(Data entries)
# # # # # # #

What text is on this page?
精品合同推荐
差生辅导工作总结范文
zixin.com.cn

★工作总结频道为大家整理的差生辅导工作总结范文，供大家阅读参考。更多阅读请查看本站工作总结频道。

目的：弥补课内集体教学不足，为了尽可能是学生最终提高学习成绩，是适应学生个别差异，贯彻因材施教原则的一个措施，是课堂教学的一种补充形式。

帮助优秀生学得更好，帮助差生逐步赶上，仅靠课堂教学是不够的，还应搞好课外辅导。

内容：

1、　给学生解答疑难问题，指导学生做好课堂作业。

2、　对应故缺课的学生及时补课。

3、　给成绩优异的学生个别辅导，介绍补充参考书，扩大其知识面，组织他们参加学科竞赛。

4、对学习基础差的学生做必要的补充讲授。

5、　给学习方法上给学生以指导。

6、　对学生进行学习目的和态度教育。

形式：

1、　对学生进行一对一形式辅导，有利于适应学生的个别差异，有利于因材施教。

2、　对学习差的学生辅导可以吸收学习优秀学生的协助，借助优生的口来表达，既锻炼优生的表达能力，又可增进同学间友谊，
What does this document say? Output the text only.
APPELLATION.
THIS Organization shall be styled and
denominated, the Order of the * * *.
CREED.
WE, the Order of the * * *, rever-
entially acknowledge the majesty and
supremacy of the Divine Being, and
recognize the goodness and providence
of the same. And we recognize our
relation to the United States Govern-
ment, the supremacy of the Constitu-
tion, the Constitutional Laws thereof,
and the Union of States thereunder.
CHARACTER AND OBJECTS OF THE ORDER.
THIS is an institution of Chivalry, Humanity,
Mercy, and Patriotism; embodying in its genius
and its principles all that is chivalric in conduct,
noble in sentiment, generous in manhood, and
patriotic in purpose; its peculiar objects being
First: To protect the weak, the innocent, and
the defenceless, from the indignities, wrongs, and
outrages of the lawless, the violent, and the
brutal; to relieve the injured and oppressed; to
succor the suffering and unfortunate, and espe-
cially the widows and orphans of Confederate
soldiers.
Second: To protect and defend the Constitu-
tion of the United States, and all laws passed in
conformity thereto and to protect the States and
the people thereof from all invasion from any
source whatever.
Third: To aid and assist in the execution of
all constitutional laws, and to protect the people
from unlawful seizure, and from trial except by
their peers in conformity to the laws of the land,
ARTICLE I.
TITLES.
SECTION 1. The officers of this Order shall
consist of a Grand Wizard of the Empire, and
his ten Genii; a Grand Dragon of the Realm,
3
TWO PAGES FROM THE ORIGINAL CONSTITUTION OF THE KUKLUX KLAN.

# # # # # # #

**Work to complete**
Identify every line above that includes the word "protect", and show those lines.

**The completed task**
First: To protect the weak, the innocent, and
Second: To protect and defend the Constitu-
conformity thereto and to protect the States and
all constitutional laws, and to protect the people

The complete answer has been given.